→ **STATED EXERCISE**: Reproduce the listing below without any change.

Stored items
===
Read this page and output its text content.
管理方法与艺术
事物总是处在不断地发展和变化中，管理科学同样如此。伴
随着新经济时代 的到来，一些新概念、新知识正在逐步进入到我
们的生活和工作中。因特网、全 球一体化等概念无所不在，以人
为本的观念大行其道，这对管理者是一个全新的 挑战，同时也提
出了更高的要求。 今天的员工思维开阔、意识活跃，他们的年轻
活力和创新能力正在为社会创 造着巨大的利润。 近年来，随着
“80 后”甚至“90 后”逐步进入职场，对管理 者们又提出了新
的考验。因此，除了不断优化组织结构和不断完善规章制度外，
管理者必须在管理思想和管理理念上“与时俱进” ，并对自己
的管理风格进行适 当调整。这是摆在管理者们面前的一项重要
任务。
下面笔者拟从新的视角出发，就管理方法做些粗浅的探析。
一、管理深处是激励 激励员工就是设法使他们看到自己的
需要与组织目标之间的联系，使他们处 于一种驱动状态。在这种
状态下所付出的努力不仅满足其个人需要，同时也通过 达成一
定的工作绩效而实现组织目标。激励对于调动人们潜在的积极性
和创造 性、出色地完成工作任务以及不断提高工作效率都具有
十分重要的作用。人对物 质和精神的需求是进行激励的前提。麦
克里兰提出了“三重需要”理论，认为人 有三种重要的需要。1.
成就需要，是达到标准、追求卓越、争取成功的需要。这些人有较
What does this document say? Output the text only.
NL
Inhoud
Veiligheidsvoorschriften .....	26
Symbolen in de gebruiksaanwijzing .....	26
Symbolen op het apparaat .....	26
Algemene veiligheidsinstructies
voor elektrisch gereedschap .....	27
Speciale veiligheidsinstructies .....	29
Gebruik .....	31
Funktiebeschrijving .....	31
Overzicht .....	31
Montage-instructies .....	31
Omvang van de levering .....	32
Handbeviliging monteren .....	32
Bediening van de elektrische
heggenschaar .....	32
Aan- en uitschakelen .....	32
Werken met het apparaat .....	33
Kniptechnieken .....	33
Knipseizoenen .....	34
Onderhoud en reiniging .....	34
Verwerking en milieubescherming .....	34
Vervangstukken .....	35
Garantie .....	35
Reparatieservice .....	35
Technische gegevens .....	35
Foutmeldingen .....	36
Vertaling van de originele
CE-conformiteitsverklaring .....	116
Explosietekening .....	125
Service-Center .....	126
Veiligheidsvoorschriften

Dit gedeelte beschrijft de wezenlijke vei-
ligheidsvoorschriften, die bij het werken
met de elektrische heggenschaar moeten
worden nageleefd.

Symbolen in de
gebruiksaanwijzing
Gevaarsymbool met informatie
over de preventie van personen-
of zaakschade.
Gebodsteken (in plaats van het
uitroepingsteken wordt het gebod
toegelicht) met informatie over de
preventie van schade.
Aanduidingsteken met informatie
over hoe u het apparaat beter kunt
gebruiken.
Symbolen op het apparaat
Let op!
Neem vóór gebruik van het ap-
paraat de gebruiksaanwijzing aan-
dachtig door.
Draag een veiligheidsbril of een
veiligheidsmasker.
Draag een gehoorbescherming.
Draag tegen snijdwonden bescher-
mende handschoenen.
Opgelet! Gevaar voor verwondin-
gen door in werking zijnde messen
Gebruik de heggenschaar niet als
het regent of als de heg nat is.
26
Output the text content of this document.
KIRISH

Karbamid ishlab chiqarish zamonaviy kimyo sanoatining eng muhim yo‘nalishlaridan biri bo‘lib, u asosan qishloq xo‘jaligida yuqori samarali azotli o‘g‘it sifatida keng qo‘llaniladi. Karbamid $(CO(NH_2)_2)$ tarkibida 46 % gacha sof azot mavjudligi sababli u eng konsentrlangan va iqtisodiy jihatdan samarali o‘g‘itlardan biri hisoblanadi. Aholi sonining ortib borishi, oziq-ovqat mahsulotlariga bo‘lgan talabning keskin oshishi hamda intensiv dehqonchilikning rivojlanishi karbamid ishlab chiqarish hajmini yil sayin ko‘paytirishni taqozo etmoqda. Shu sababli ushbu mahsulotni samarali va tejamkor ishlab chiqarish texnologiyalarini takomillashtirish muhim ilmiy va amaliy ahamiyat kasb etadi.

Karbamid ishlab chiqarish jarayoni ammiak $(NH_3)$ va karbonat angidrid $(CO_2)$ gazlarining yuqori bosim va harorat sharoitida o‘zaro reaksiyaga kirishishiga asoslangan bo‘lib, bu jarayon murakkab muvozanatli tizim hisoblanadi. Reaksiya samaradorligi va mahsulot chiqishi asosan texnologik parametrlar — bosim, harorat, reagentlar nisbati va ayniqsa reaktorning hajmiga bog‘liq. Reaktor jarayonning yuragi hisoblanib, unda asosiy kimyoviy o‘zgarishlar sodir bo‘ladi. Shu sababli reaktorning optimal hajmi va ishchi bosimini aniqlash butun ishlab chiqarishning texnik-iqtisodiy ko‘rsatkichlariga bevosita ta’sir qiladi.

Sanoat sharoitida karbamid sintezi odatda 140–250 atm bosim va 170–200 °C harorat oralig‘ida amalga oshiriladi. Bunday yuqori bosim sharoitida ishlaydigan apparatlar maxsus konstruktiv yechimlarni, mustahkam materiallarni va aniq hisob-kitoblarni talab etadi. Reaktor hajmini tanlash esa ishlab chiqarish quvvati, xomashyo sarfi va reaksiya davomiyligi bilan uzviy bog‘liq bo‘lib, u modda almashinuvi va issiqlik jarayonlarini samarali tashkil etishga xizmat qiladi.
===
→ **COMPLETE RESPONSE**:
Read this page and output its text content.
管理方法与艺术
事物总是处在不断地发展和变化中，管理科学同样如此。伴
随着新经济时代 的到来，一些新概念、新知识正在逐步进入到我
们的生活和工作中。因特网、全 球一体化等概念无所不在，以人
为本的观念大行其道，这对管理者是一个全新的 挑战，同时也提
出了更高的要求。 今天的员工思维开阔、意识活跃，他们的年轻
活力和创新能力正在为社会创 造着巨大的利润。 近年来，随着
“80 后”甚至“90 后”逐步进入职场，对管理 者们又提出了新
的考验。因此，除了不断优化组织结构和不断完善规章制度外，
管理者必须在管理思想和管理理念上“与时俱进” ，并对自己
的管理风格进行适 当调整。这是摆在管理者们面前的一项重要
任务。
下面笔者拟从新的视角出发，就管理方法做些粗浅的探析。
一、管理深处是激励 激励员工就是设法使他们看到自己的
需要与组织目标之间的联系，使他们处 于一种驱动状态。在这种
状态下所付出的努力不仅满足其个人需要，同时也通过 达成一
定的工作绩效而实现组织目标。激励对于调动人们潜在的积极性
和创造 性、出色地完成工作任务以及不断提高工作效率都具有
十分重要的作用。人对物 质和精神的需求是进行激励的前提。麦
克里兰提出了“三重需要”理论，认为人 有三种重要的需要。1.
成就需要，是达到标准、追求卓越、争取成功的需要。这些人有较
What does this document say? Output the text only.
NL
Inhoud
Veiligheidsvoorschriften .....	26
Symbolen in de gebruiksaanwijzing .....	26
Symbolen op het apparaat .....	26
Algemene veiligheidsinstructies
voor elektrisch gereedschap .....	27
Speciale veiligheidsinstructies .....	29
Gebruik .....	31
Funktiebeschrijving .....	31
Overzicht .....	31
Montage-instructies .....	31
Omvang van de levering .....	32
Handbeviliging monteren .....	32
Bediening van de elektrische
heggenschaar .....	32
Aan- en uitschakelen .....	32
Werken met het apparaat .....	33
Kniptechnieken .....	33
Knipseizoenen .....	34
Onderhoud en reiniging .....	34
Verwerking en milieubescherming .....	34
Vervangstukken .....	35
Garantie .....	35
Reparatieservice .....	35
Technische gegevens .....	35
Foutmeldingen .....	36
Vertaling van de originele
CE-conformiteitsverklaring .....	116
Explosietekening .....	125
Service-Center .....	126
Veiligheidsvoorschriften

Dit gedeelte beschrijft de wezenlijke vei-
ligheidsvoorschriften, die bij het werken
met de elektrische heggenschaar moeten
worden nageleefd.

Symbolen in de
gebruiksaanwijzing
Gevaarsymbool met informatie
over de preventie van personen-
of zaakschade.
Gebodsteken (in plaats van het
uitroepingsteken wordt het gebod
toegelicht) met informatie over de
preventie van schade.
Aanduidingsteken met informatie
over hoe u het apparaat beter kunt
gebruiken.
Symbolen op het apparaat
Let op!
Neem vóór gebruik van het ap-
paraat de gebruiksaanwijzing aan-
dachtig door.
Draag een veiligheidsbril of een
veiligheidsmasker.
Draag een gehoorbescherming.
Draag tegen snijdwonden bescher-
mende handschoenen.
Opgelet! Gevaar voor verwondin-
gen door in werking zijnde messen
Gebruik de heggenschaar niet als
het regent of als de heg nat is.
26
Output the text content of this document.
KIRISH

Karbamid ishlab chiqarish zamonaviy kimyo sanoatining eng muhim yo‘nalishlaridan biri bo‘lib, u asosan qishloq xo‘jaligida yuqori samarali azotli o‘g‘it sifatida keng qo‘llaniladi. Karbamid $(CO(NH_2)_2)$ tarkibida 46 % gacha sof azot mavjudligi sababli u eng konsentrlangan va iqtisodiy jihatdan samarali o‘g‘itlardan biri hisoblanadi. Aholi sonining ortib borishi, oziq-ovqat mahsulotlariga bo‘lgan talabning keskin oshishi hamda intensiv dehqonchilikning rivojlanishi karbamid ishlab chiqarish hajmini yil sayin ko‘paytirishni taqozo etmoqda. Shu sababli ushbu mahsulotni samarali va tejamkor ishlab chiqarish texnologiyalarini takomillashtirish muhim ilmiy va amaliy ahamiyat kasb etadi.

Karbamid ishlab chiqarish jarayoni ammiak $(NH_3)$ va karbonat angidrid $(CO_2)$ gazlarining yuqori bosim va harorat sharoitida o‘zaro reaksiyaga kirishishiga asoslangan bo‘lib, bu jarayon murakkab muvozanatli tizim hisoblanadi. Reaksiya samaradorligi va mahsulot chiqishi asosan texnologik parametrlar — bosim, harorat, reagentlar nisbati va ayniqsa reaktorning hajmiga bog‘liq. Reaktor jarayonning yuragi hisoblanib, unda asosiy kimyoviy o‘zgarishlar sodir bo‘ladi. Shu sababli reaktorning optimal hajmi va ishchi bosimini aniqlash butun ishlab chiqarishning texnik-iqtisodiy ko‘rsatkichlariga bevosita ta’sir qiladi.

Sanoat sharoitida karbamid sintezi odatda 140–250 atm bosim va 170–200 °C harorat oralig‘ida amalga oshiriladi. Bunday yuqori bosim sharoitida ishlaydigan apparatlar maxsus konstruktiv yechimlarni, mustahkam materiallarni va aniq hisob-kitoblarni talab etadi. Reaktor hajmini tanlash esa ishlab chiqarish quvvati, xomashyo sarfi va reaksiya davomiyligi bilan uzviy bog‘liq bo‘lib, u modda almashinuvi va issiqlik jarayonlarini samarali tashkil etishga xizmat qiladi.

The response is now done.